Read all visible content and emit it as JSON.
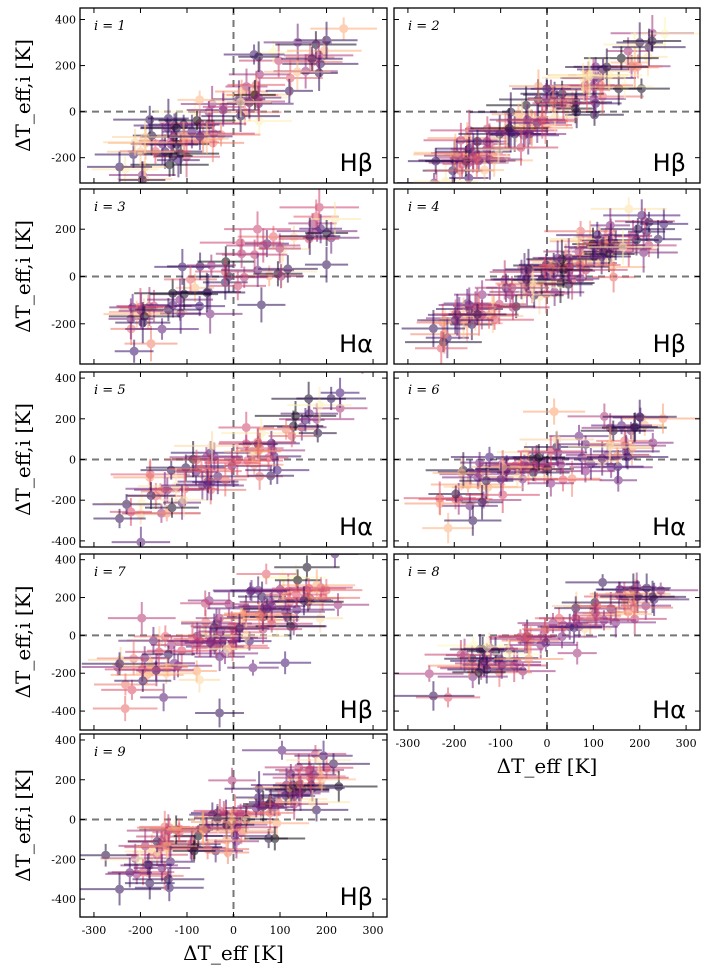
{
  "figure": {
    "ylabel": "ΔT_eff,i [K]",
    "xlabel": "ΔT_eff [K]",
    "x_ticks": [
      -300,
      -200,
      -100,
      0,
      100,
      200,
      300
    ],
    "colormap": [
      "#000004",
      "#3b0f70",
      "#8c2981",
      "#de4968",
      "#fe9f6d",
      "#fcfdbf"
    ]
  },
  "chart_data": [
    {
      "type": "scatter",
      "label": "i = 1",
      "line": "Hβ",
      "xlim": [
        -330,
        330
      ],
      "ylim": [
        -310,
        450
      ],
      "yticks": [
        -200,
        0,
        200,
        400
      ],
      "trend": {
        "slope": 1.15,
        "intercept": 10,
        "scatter": 70,
        "n": 80
      },
      "points": [
        [
          -245,
          -240
        ],
        [
          -140,
          -30
        ],
        [
          -180,
          -35
        ],
        [
          200,
          310
        ],
        [
          120,
          90
        ]
      ]
    },
    {
      "type": "scatter",
      "label": "i = 2",
      "line": "Hβ",
      "xlim": [
        -330,
        330
      ],
      "ylim": [
        -310,
        450
      ],
      "yticks": [
        -200,
        0,
        200,
        400
      ],
      "trend": {
        "slope": 1.1,
        "intercept": 0,
        "scatter": 55,
        "n": 110
      },
      "points": [
        [
          -240,
          -215
        ],
        [
          -150,
          -130
        ],
        [
          200,
          300
        ],
        [
          220,
          280
        ]
      ]
    },
    {
      "type": "scatter",
      "label": "i = 3",
      "line": "Hα",
      "xlim": [
        -330,
        330
      ],
      "ylim": [
        -370,
        370
      ],
      "yticks": [
        -200,
        0,
        200
      ],
      "trend": {
        "slope": 0.95,
        "intercept": 0,
        "scatter": 65,
        "n": 60
      },
      "points": [
        [
          -140,
          -140
        ],
        [
          -195,
          -195
        ],
        [
          200,
          50
        ],
        [
          60,
          -120
        ]
      ]
    },
    {
      "type": "scatter",
      "label": "i = 4",
      "line": "Hβ",
      "xlim": [
        -330,
        330
      ],
      "ylim": [
        -370,
        370
      ],
      "yticks": [
        -200,
        0,
        200
      ],
      "trend": {
        "slope": 1.0,
        "intercept": 0,
        "scatter": 45,
        "n": 110
      },
      "points": [
        [
          -245,
          -220
        ],
        [
          -150,
          -160
        ],
        [
          220,
          230
        ],
        [
          -40,
          30
        ]
      ]
    },
    {
      "type": "scatter",
      "label": "i = 5",
      "line": "Hα",
      "xlim": [
        -330,
        330
      ],
      "ylim": [
        -430,
        430
      ],
      "yticks": [
        -400,
        -200,
        0,
        200,
        400
      ],
      "trend": {
        "slope": 1.05,
        "intercept": 0,
        "scatter": 60,
        "n": 70
      },
      "points": [
        [
          -245,
          -290
        ],
        [
          -230,
          -220
        ],
        [
          210,
          300
        ],
        [
          80,
          -80
        ]
      ]
    },
    {
      "type": "scatter",
      "label": "i = 6",
      "line": "Hα",
      "xlim": [
        -330,
        330
      ],
      "ylim": [
        -430,
        430
      ],
      "yticks": [
        -400,
        -200,
        0,
        200,
        400
      ],
      "trend": {
        "slope": 0.75,
        "intercept": -20,
        "scatter": 70,
        "n": 80
      },
      "points": [
        [
          -160,
          -300
        ],
        [
          -140,
          -210
        ],
        [
          200,
          210
        ],
        [
          190,
          160
        ]
      ]
    },
    {
      "type": "scatter",
      "label": "i = 7",
      "line": "Hβ",
      "xlim": [
        -330,
        330
      ],
      "ylim": [
        -500,
        430
      ],
      "yticks": [
        -400,
        -200,
        0,
        200,
        400
      ],
      "trend": {
        "slope": 1.0,
        "intercept": 30,
        "scatter": 95,
        "n": 110
      },
      "points": [
        [
          -245,
          -150
        ],
        [
          -195,
          -240
        ],
        [
          -30,
          -410
        ],
        [
          -140,
          -100
        ]
      ]
    },
    {
      "type": "scatter",
      "label": "i = 8",
      "line": "Hα",
      "xlim": [
        -330,
        330
      ],
      "ylim": [
        -500,
        430
      ],
      "yticks": [
        -400,
        -200,
        0,
        200,
        400
      ],
      "trend": {
        "slope": 0.95,
        "intercept": 0,
        "scatter": 55,
        "n": 80
      },
      "points": [
        [
          -245,
          -320
        ],
        [
          -130,
          -180
        ],
        [
          120,
          280
        ],
        [
          215,
          250
        ]
      ]
    },
    {
      "type": "scatter",
      "label": "i = 9",
      "line": "Hβ",
      "xlim": [
        -330,
        330
      ],
      "ylim": [
        -490,
        430
      ],
      "yticks": [
        -400,
        -200,
        0,
        200,
        400
      ],
      "trend": {
        "slope": 1.1,
        "intercept": 0,
        "scatter": 85,
        "n": 110
      },
      "points": [
        [
          -245,
          -350
        ],
        [
          -140,
          -300
        ],
        [
          -180,
          -320
        ],
        [
          215,
          280
        ]
      ]
    }
  ]
}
==================================================
**Directions for this task**
Reproduce every record above exactly, but leave out the pictures.

**Answer to this exercise**
Read all visible content and emit it as JSON.
{
  "figure": {
    "ylabel": "ΔT_eff,i [K]",
    "xlabel": "ΔT_eff [K]",
    "x_ticks": [
      -300,
      -200,
      -100,
      0,
      100,
      200,
      300
    ],
    "colormap": [
      "#000004",
      "#3b0f70",
      "#8c2981",
      "#de4968",
      "#fe9f6d",
      "#fcfdbf"
    ]
  },
  "chart_data": [
    {
      "type": "scatter",
      "label": "i = 1",
      "line": "Hβ",
      "xlim": [
        -330,
        330
      ],
      "ylim": [
        -310,
        450
      ],
      "yticks": [
        -200,
        0,
        200,
        400
      ],
      "trend": {
        "slope": 1.15,
        "intercept": 10,
        "scatter": 70,
        "n": 80
      },
      "points": [
        [
          -245,
          -240
        ],
        [
          -140,
          -30
        ],
        [
          -180,
          -35
        ],
        [
          200,
          310
        ],
        [
          120,
          90
        ]
      ]
    },
    {
      "type": "scatter",
      "label": "i = 2",
      "line": "Hβ",
      "xlim": [
        -330,
        330
      ],
      "ylim": [
        -310,
        450
      ],
      "yticks": [
        -200,
        0,
        200,
        400
      ],
      "trend": {
        "slope": 1.1,
        "intercept": 0,
        "scatter": 55,
        "n": 110
      },
      "points": [
        [
          -240,
          -215
        ],
        [
          -150,
          -130
        ],
        [
          200,
          300
        ],
        [
          220,
          280
        ]
      ]
    },
    {
      "type": "scatter",
      "label": "i = 3",
      "line": "Hα",
      "xlim": [
        -330,
        330
      ],
      "ylim": [
        -370,
        370
      ],
      "yticks": [
        -200,
        0,
        200
      ],
      "trend": {
        "slope": 0.95,
        "intercept": 0,
        "scatter": 65,
        "n": 60
      },
      "points": [
        [
          -140,
          -140
        ],
        [
          -195,
          -195
        ],
        [
          200,
          50
        ],
        [
          60,
          -120
        ]
      ]
    },
    {
      "type": "scatter",
      "label": "i = 4",
      "line": "Hβ",
      "xlim": [
        -330,
        330
      ],
      "ylim": [
        -370,
        370
      ],
      "yticks": [
        -200,
        0,
        200
      ],
      "trend": {
        "slope": 1.0,
        "intercept": 0,
        "scatter": 45,
        "n": 110
      },
      "points": [
        [
          -245,
          -220
        ],
        [
          -150,
          -160
        ],
        [
          220,
          230
        ],
        [
          -40,
          30
        ]
      ]
    },
    {
      "type": "scatter",
      "label": "i = 5",
      "line": "Hα",
      "xlim": [
        -330,
        330
      ],
      "ylim": [
        -430,
        430
      ],
      "yticks": [
        -400,
        -200,
        0,
        200,
        400
      ],
      "trend": {
        "slope": 1.05,
        "intercept": 0,
        "scatter": 60,
        "n": 70
      },
      "points": [
        [
          -245,
          -290
        ],
        [
          -230,
          -220
        ],
        [
          210,
          300
        ],
        [
          80,
          -80
        ]
      ]
    },
    {
      "type": "scatter",
      "label": "i = 6",
      "line": "Hα",
      "xlim": [
        -330,
        330
      ],
      "ylim": [
        -430,
        430
      ],
      "yticks": [
        -400,
        -200,
        0,
        200,
        400
      ],
      "trend": {
        "slope": 0.75,
        "intercept": -20,
        "scatter": 70,
        "n": 80
      },
      "points": [
        [
          -160,
          -300
        ],
        [
          -140,
          -210
        ],
        [
          200,
          210
        ],
        [
          190,
          160
        ]
      ]
    },
    {
      "type": "scatter",
      "label": "i = 7",
      "line": "Hβ",
      "xlim": [
        -330,
        330
      ],
      "ylim": [
        -500,
        430
      ],
      "yticks": [
        -400,
        -200,
        0,
        200,
        400
      ],
      "trend": {
        "slope": 1.0,
        "intercept": 30,
        "scatter": 95,
        "n": 110
      },
      "points": [
        [
          -245,
          -150
        ],
        [
          -195,
          -240
        ],
        [
          -30,
          -410
        ],
        [
          -140,
          -100
        ]
      ]
    },
    {
      "type": "scatter",
      "label": "i = 8",
      "line": "Hα",
      "xlim": [
        -330,
        330
      ],
      "ylim": [
        -500,
        430
      ],
      "yticks": [
        -400,
        -200,
        0,
        200,
        400
      ],
      "trend": {
        "slope": 0.95,
        "intercept": 0,
        "scatter": 55,
        "n": 80
      },
      "points": [
        [
          -245,
          -320
        ],
        [
          -130,
          -180
        ],
        [
          120,
          280
        ],
        [
          215,
          250
        ]
      ]
    },
    {
      "type": "scatter",
      "label": "i = 9",
      "line": "Hβ",
      "xlim": [
        -330,
        330
      ],
      "ylim": [
        -490,
        430
      ],
      "yticks": [
        -400,
        -200,
        0,
        200,
        400
      ],
      "trend": {
        "slope": 1.1,
        "intercept": 0,
        "scatter": 85,
        "n": 110
      },
      "points": [
        [
          -245,
          -350
        ],
        [
          -140,
          -300
        ],
        [
          -180,
          -320
        ],
        [
          215,
          280
        ]
      ]
    }
  ]
}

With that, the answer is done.